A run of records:
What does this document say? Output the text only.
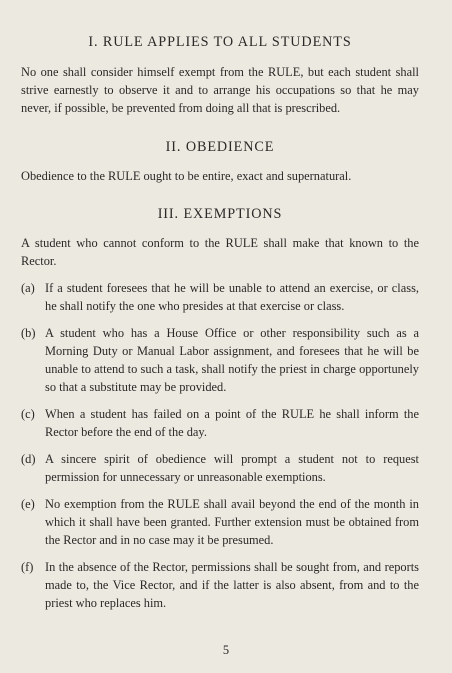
I. RULE APPLIES TO ALL STUDENTS

No one shall consider himself exempt from the RULE, but each student shall strive earnestly to observe it and to arrange his occupations so that he may never, if possible, be prevented from doing all that is prescribed.

II. OBEDIENCE

Obedience to the RULE ought to be entire, exact and supernatural.

III. EXEMPTIONS

A student who cannot conform to the RULE shall make that known to the Rector.

(a) If a student foresees that he will be unable to attend an exercise, or class, he shall notify the one who presides at that exercise or class.
(b) A student who has a House Office or other responsibility such as a Morning Duty or Manual Labor assignment, and foresees that he will be unable to attend to such a task, shall notify the priest in charge opportunely so that a substitute may be provided.
(c) When a student has failed on a point of the RULE he shall inform the Rector before the end of the day.
(d) A sincere spirit of obedience will prompt a student not to request permission for unnecessary or unreasonable exemptions.
(e) No exemption from the RULE shall avail beyond the end of the month in which it shall have been granted. Further extension must be obtained from the Rector and in no case may it be presumed.
(f) In the absence of the Rector, permissions shall be sought from, and reports made to, the Vice Rector, and if the latter is also absent, from and to the priest who replaces him.
5
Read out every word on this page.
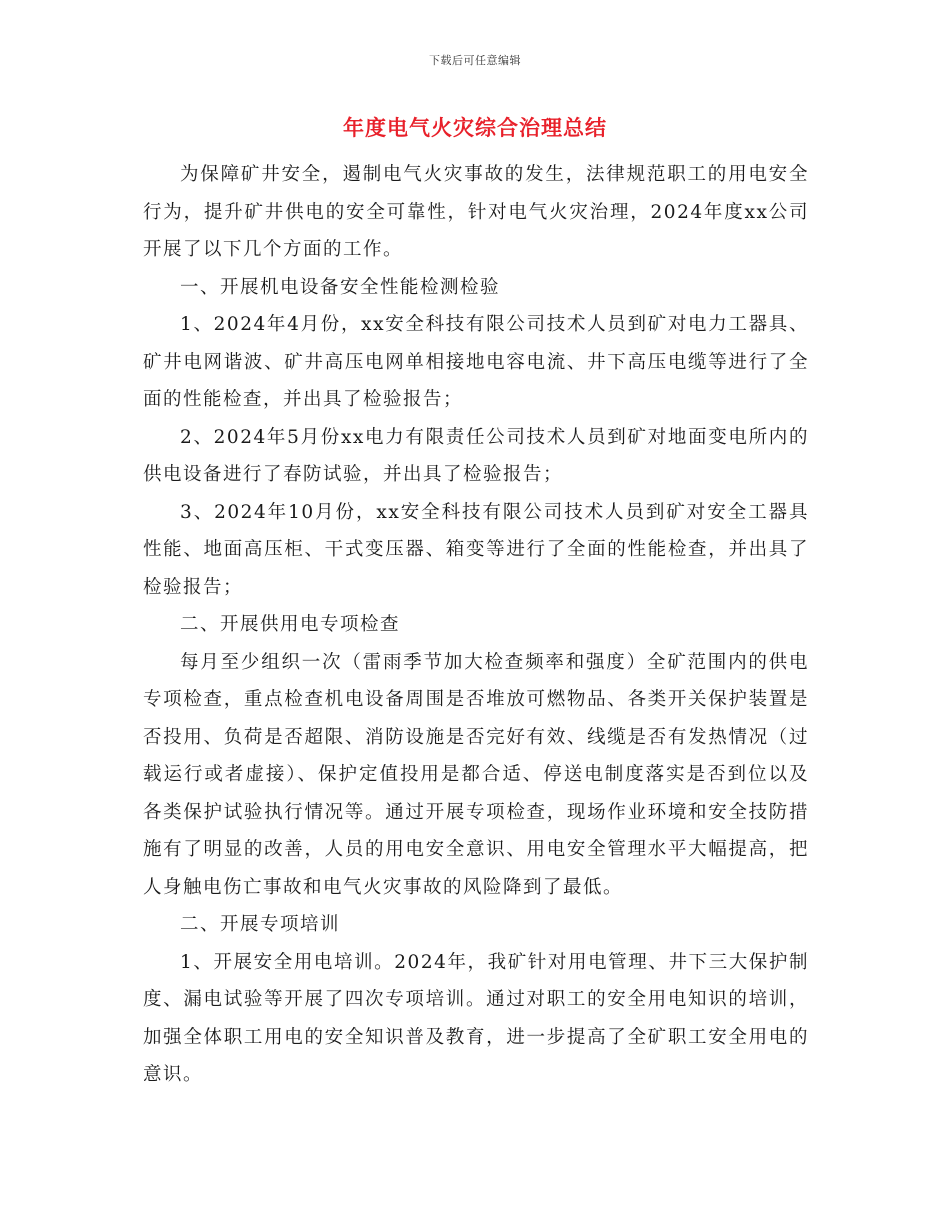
下载后可任意编辑
年度电气火灾综合治理总结

为保障矿井安全，遏制电气火灾事故的发生，法律规范职工的用电安全行为，提升矿井供电的安全可靠性，针对电气火灾治理，2024年度xx公司开展了以下几个方面的工作。

一、开展机电设备安全性能检测检验

1、2024年4月份，xx安全科技有限公司技术人员到矿对电力工器具、矿井电网谐波、矿井高压电网单相接地电容电流、井下高压电缆等进行了全面的性能检查，并出具了检验报告；

2、2024年5月份xx电力有限责任公司技术人员到矿对地面变电所内的供电设备进行了春防试验，并出具了检验报告；

3、2024年10月份，xx安全科技有限公司技术人员到矿对安全工器具性能、地面高压柜、干式变压器、箱变等进行了全面的性能检查，并出具了检验报告；

二、开展供用电专项检查

每月至少组织一次（雷雨季节加大检查频率和强度）全矿范围内的供电专项检查，重点检查机电设备周围是否堆放可燃物品、各类开关保护装置是否投用、负荷是否超限、消防设施是否完好有效、线缆是否有发热情况（过载运行或者虚接）、保护定值投用是都合适、停送电制度落实是否到位以及各类保护试验执行情况等。通过开展专项检查，现场作业环境和安全技防措施有了明显的改善，人员的用电安全意识、用电安全管理水平大幅提高，把人身触电伤亡事故和电气火灾事故的风险降到了最低。

二、开展专项培训

1、开展安全用电培训。2024年，我矿针对用电管理、井下三大保护制度、漏电试验等开展了四次专项培训。通过对职工的安全用电知识的培训，加强全体职工用电的安全知识普及教育，进一步提高了全矿职工安全用电的意识。
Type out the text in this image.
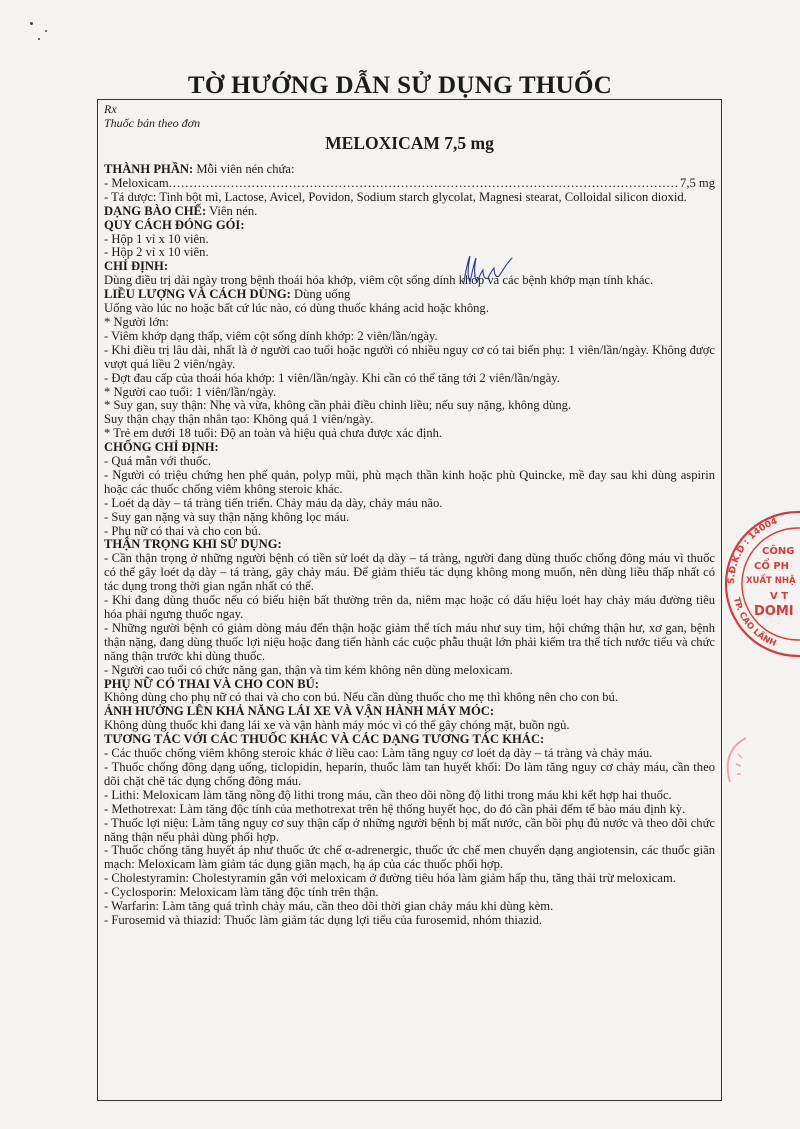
TỜ HƯỚNG DẪN SỬ DỤNG THUỐC

Rx

Thuốc bán theo đơn

MELOXICAM 7,5 mg

THÀNH PHẦN: Mỗi viên nén chứa:

- Meloxicam
.....	7,5 mg

- Tá dược: Tinh bột mì, Lactose, Avicel, Povidon, Sodium starch glycolat, Magnesi stearat, Colloidal silicon dioxid.

DẠNG BÀO CHẾ: Viên nén.

QUY CÁCH ĐÓNG GÓI:

- Hộp 1 vỉ x 10 viên.

- Hộp 2 vỉ x 10 viên.

CHỈ ĐỊNH:

Dùng điều trị dài ngày trong bệnh thoái hóa khớp, viêm cột sống dính khớp và các bệnh khớp mạn tính khác.

LIỀU LƯỢNG VÀ CÁCH DÙNG: Dùng uống

Uống vào lúc no hoặc bất cứ lúc nào, có dùng thuốc kháng acid hoặc không.

* Người lớn:

- Viêm khớp dạng thấp, viêm cột sống dính khớp: 2 viên/lần/ngày.

- Khi điều trị lâu dài, nhất là ở người cao tuổi hoặc người có nhiều nguy cơ có tai biến phụ: 1 viên/lần/ngày. Không được vượt quá liều 2 viên/ngày.

- Đợt đau cấp của thoái hóa khớp: 1 viên/lần/ngày. Khi cần có thể tăng tới 2 viên/lần/ngày.

* Người cao tuổi: 1 viên/lần/ngày.

* Suy gan, suy thận: Nhẹ và vừa, không cần phải điều chỉnh liều; nếu suy nặng, không dùng.

Suy thận chạy thận nhân tạo: Không quá 1 viên/ngày.

* Trẻ em dưới 18 tuổi: Độ an toàn và hiệu quả chưa được xác định.

CHỐNG CHỈ ĐỊNH:

- Quá mẫn với thuốc.

- Người có triệu chứng hen phế quản, polyp mũi, phù mạch thần kinh hoặc phù Quincke, mề đay sau khi dùng aspirin hoặc các thuốc chống viêm không steroic khác.

- Loét dạ dày – tá tràng tiến triển. Chảy máu dạ dày, chảy máu não.

- Suy gan nặng và suy thận nặng không lọc máu.

- Phụ nữ có thai và cho con bú.

THẬN TRỌNG KHI SỬ DỤNG:

- Cần thận trọng ở những người bệnh có tiền sử loét dạ dày – tá tràng, người đang dùng thuốc chống đông máu vì thuốc có thể gây loét dạ dày – tá tràng, gây chảy máu. Để giảm thiểu tác dụng không mong muốn, nên dùng liều thấp nhất có tác dụng trong thời gian ngắn nhất có thể.

- Khi đang dùng thuốc nếu có biểu hiện bất thường trên da, niêm mạc hoặc có dấu hiệu loét hay chảy máu đường tiêu hóa phải ngưng thuốc ngay.

- Những người bệnh có giảm dòng máu đến thận hoặc giảm thể tích máu như suy tim, hội chứng thận hư, xơ gan, bệnh thận nặng, đang dùng thuốc lợi niệu hoặc đang tiến hành các cuộc phẫu thuật lớn phải kiểm tra thể tích nước tiểu và chức năng thận trước khi dùng thuốc.

- Người cao tuổi có chức năng gan, thận và tim kém không nên dùng meloxicam.

PHỤ NỮ CÓ THAI VÀ CHO CON BÚ:

Không dùng cho phụ nữ có thai và cho con bú. Nếu cần dùng thuốc cho mẹ thì không nên cho con bú.

ẢNH HƯỞNG LÊN KHẢ NĂNG LÁI XE VÀ VẬN HÀNH MÁY MÓC:

Không dùng thuốc khi đang lái xe và vận hành máy móc vì có thể gây chóng mặt, buồn ngủ.

TƯƠNG TÁC VỚI CÁC THUỐC KHÁC VÀ CÁC DẠNG TƯƠNG TÁC KHÁC:

- Các thuốc chống viêm không steroic khác ở liều cao: Làm tăng nguy cơ loét dạ dày – tá tràng và chảy máu.

- Thuốc chống đông dạng uống, ticlopidin, heparin, thuốc làm tan huyết khối: Do làm tăng nguy cơ chảy máu, cần theo dõi chặt chẽ tác dụng chống đông máu.

- Lithi: Meloxicam làm tăng nồng độ lithi trong máu, cần theo dõi nồng độ lithi trong máu khi kết hợp hai thuốc.

- Methotrexat: Làm tăng độc tính của methotrexat trên hệ thống huyết học, do đó cần phải đếm tế bào máu định kỳ.

- Thuốc lợi niệu: Làm tăng nguy cơ suy thận cấp ở những người bệnh bị mất nước, cần bồi phụ đủ nước và theo dõi chức năng thận nếu phải dùng phối hợp.

- Thuốc chống tăng huyết áp như thuốc ức chế α-adrenergic, thuốc ức chế men chuyển dạng angiotensin, các thuốc giãn mạch: Meloxicam làm giảm tác dụng giãn mạch, hạ áp của các thuốc phối hợp.

- Cholestyramin: Cholestyramin gắn với meloxicam ở đường tiêu hóa làm giảm hấp thu, tăng thải trừ meloxicam.

- Cyclosporin: Meloxicam làm tăng độc tính trên thận.

- Warfarin: Làm tăng quá trình chảy máu, cần theo dõi thời gian chảy máu khi dùng kèm.

- Furosemid và thiazid: Thuốc làm giảm tác dụng lợi tiểu của furosemid, nhóm thiazid.

S.Đ.K.D : 14004
TP. CAO LÃNH
CÔNG
CỔ PH
XUẤT NHẬ
V T
DOMI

### What to do
Among the lines above, how many contain the string "được"? State the number alone.

### Result
2